Leave out every picture and restate word for word the lines from the one with "Transcribe the text in this document." to the final line.

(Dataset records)
========================================
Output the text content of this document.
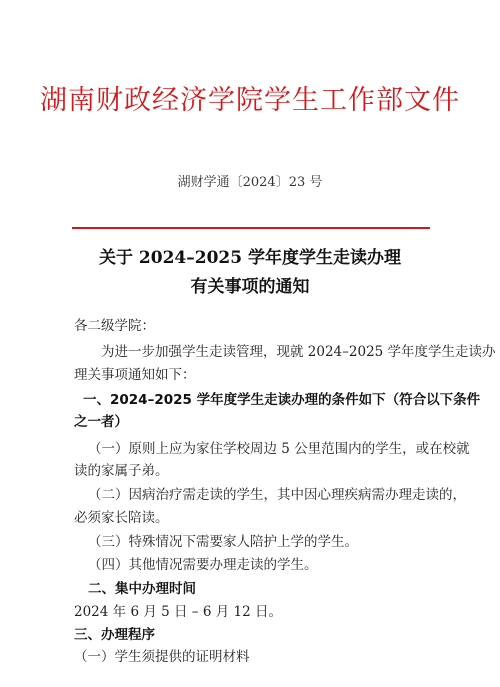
湖南财政经济学院学生工作部文件
湖财学通〔2024〕23 号
关于 2024–2025 学年度学生走读办理
有关事项的通知
各二级学院：
为进一步加强学生走读管理，现就 2024–2025 学年度学生走读办
理关事项通知如下：
一、2024–2025 学年度学生走读办理的条件如下（符合以下条件
之一者）
（一）原则上应为家住学校周边 5 公里范围内的学生，或在校就
读的家属子弟。
（二）因病治疗需走读的学生，其中因心理疾病需办理走读的，
必须家长陪读。
（三）特殊情况下需要家人陪护上学的学生。
（四）其他情况需要办理走读的学生。
二、集中办理时间
2024 年 6 月 5 日 – 6 月 12 日。
三、办理程序
（一）学生须提供的证明材料
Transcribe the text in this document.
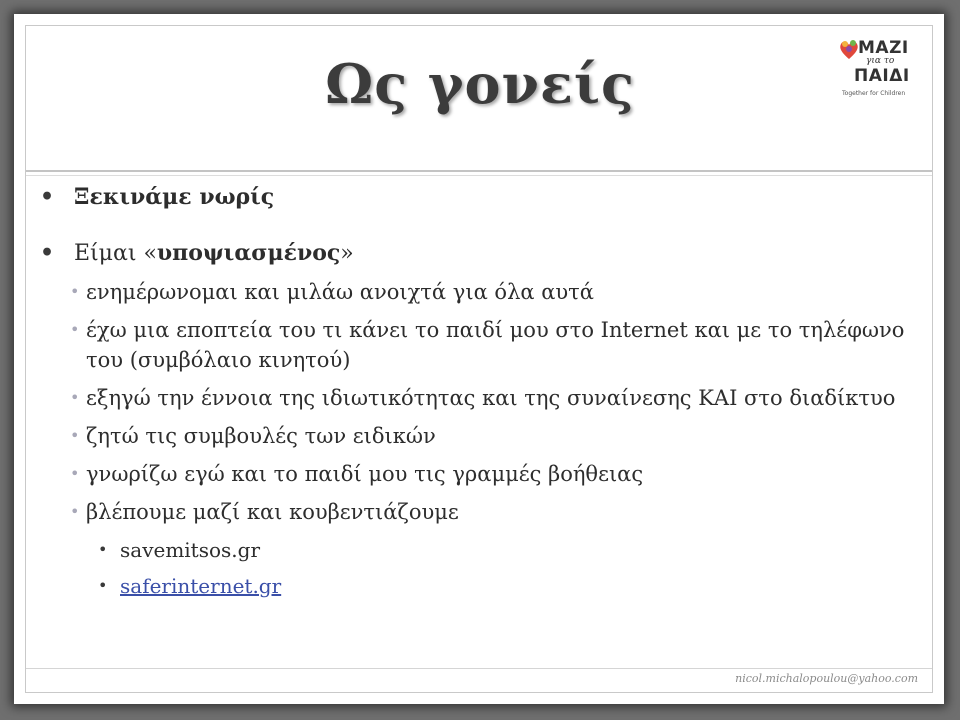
Ως γονείς
ΜΑΖΙ
για το
ΠΑΙΔΙ
Together for Children
• Ξεκινάμε νωρίς
• Είμαι «υποψιασμένος»
• ενημέρωνομαι και μιλάω ανοιχτά για όλα αυτά
• έχω μια εποπτεία του τι κάνει το παιδί μου στο Internet και με το τηλέφωνο του (συμβόλαιο κινητού)
• εξηγώ την έννοια της ιδιωτικότητας και της συναίνεσης ΚΑΙ στο διαδίκτυο
• ζητώ τις συμβουλές των ειδικών
• γνωρίζω εγώ και το παιδί μου τις γραμμές βοήθειας
• βλέπουμε μαζί και κουβεντιάζουμε
• savemitsos.gr
• saferinternet.gr
nicol.michalopoulou@yahoo.com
========================================
Solution to this problem:
Transcribe the text in this document.
Ως γονείς
ΜΑΖΙ
για το
ΠΑΙΔΙ
Together for Children
• Ξεκινάμε νωρίς
• Είμαι «υποψιασμένος»
• ενημέρωνομαι και μιλάω ανοιχτά για όλα αυτά
• έχω μια εποπτεία του τι κάνει το παιδί μου στο Internet και με το τηλέφωνο του (συμβόλαιο κινητού)
• εξηγώ την έννοια της ιδιωτικότητας και της συναίνεσης ΚΑΙ στο διαδίκτυο
• ζητώ τις συμβουλές των ειδικών
• γνωρίζω εγώ και το παιδί μου τις γραμμές βοήθειας
• βλέπουμε μαζί και κουβεντιάζουμε
• savemitsos.gr
• saferinternet.gr
nicol.michalopoulou@yahoo.com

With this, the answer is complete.